Why We Will Never Agree About Dutch
Dutch is a multicentric language, that is the consensus propagated by the Taalunie (Dutch Language Union) and others. We all speak Dutch, but some of us speak Belgian Dutch, others Netherlandic Dutch, and still others Surinamese Dutch. Linguist and Professor of Dutch Marc van Oostendorp exposes that consensus as a political construct. So, what does that mean for Dutch and the idea of a standard language? How differently do the various countries and regions view our language?
Dutch is an illusion. There is nothing wrong with that, much in people’s lives stays afloat on illusions – but, if we want to do something together, we need to agree on what precisely the illusion is.
There are more than twenty-one million people who, we say, speak Dutch, but they all speak slightly differently. Some speak a language very close to what we call German, or Frisian, and some mix in all sorts of elements that we call Turkish, or English, or French. The term Dutch suggests boundaries and demarcations that are not there in practice.
Languages are outside politics, in the wild, fluid and uncountable. Obviously, you can see that there are similarities in people’s language use. Obviously, you can probably understand someone who was born fifty kilometres away better than someone from the other side of the Earth. And obviously, you can manage fine in daily life with the question “Do you speak Dutch?” to make a reasonable assessment of whether you can understand the other person. But to say that virtually all Dutch and Flemish people share a language reflects wishful thinking at best.
Illusions have their uses. It is nice that when you buy a book you have some guarantee that you will understand what is written in it. It is nice when you go to another country that you can do a course to be able to more or less converse with most of the inhabitants of that country. We make agreements to maintain certain illusions because they provide a way of dealing with daily life.
In other words, languages are political constructs. Chinese has “dialects” that are linguistically further apart than Romance languages like Italian and Spanish. This publication is not written in German mainly because the Low Countries managed to stay out of the German empire. And the fact that the Netherlands and Flanders speak the same language is equally an act of political will. It is because there are enough people who want it or allow it. There are no more differences between Bosnian and Croatian, and we call them different languages.
^^^^
**WHAT THE TASK ASKS**
Reproduce everything from "Languages are outside" down to "thinking at best." in the essay on Dutch, word for word. The material that comes after bears no relation to the essay on Dutch.
^^^^
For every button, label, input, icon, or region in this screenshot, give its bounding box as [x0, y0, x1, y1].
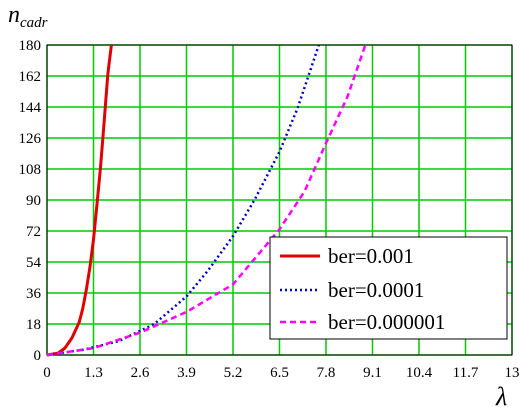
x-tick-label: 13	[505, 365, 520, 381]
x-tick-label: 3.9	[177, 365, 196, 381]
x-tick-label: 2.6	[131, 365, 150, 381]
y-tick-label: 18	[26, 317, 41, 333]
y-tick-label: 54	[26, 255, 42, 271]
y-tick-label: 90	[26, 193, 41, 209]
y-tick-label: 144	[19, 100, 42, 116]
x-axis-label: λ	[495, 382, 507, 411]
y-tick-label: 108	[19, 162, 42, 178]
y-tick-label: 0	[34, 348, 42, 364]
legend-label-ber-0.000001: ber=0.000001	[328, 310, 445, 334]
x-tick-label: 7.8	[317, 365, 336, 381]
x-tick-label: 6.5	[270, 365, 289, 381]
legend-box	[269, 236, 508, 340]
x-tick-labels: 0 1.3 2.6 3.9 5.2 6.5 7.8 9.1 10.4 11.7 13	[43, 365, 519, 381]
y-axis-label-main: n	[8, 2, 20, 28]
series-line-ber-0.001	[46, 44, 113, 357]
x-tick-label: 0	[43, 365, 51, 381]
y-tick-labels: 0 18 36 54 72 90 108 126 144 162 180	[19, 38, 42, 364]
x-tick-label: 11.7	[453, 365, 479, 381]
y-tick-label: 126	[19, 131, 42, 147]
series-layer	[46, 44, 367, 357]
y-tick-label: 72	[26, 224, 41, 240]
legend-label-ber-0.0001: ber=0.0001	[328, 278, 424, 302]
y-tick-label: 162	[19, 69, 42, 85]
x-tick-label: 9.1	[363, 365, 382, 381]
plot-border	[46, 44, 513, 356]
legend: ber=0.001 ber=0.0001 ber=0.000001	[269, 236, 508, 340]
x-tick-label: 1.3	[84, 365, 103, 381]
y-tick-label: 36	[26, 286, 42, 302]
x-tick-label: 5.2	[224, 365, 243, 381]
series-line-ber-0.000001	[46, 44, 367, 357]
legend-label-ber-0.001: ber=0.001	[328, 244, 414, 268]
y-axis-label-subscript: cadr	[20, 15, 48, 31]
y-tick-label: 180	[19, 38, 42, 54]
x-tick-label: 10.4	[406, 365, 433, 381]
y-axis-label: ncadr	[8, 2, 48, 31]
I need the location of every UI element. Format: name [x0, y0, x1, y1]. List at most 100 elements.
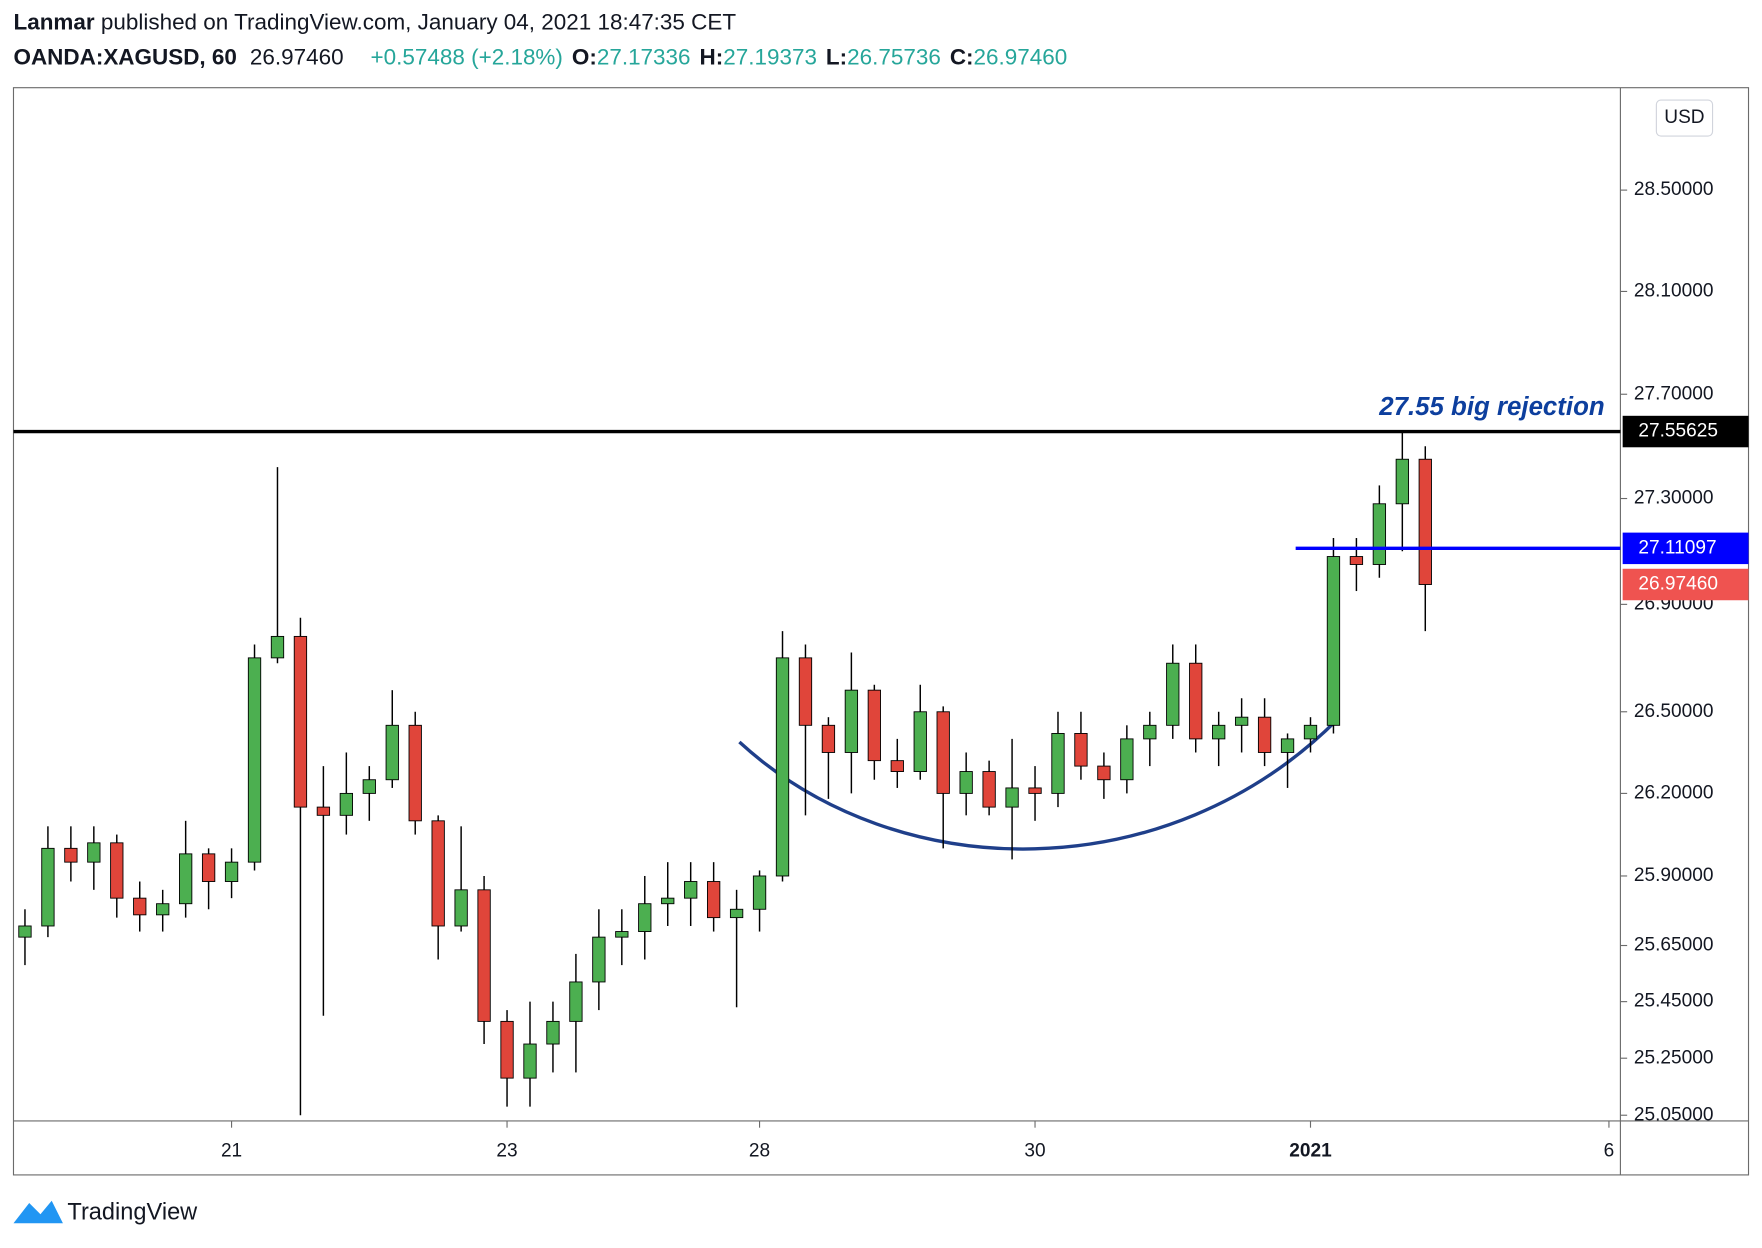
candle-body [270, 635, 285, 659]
^^^^
**EXERCISE RESULT**
Languages are outside politics, in the wild, fluid and uncountable. Obviously, you can see that there are similarities in people’s language use. Obviously, you can probably understand someone who was born fifty kilometres away better than someone from the other side of the Earth. And obviously, you can manage fine in daily life with the question “Do you speak Dutch?” to make a reasonable assessment of whether you can understand the other person. But to say that virtually all Dutch and Flemish people share a language reflects wishful thinking at best.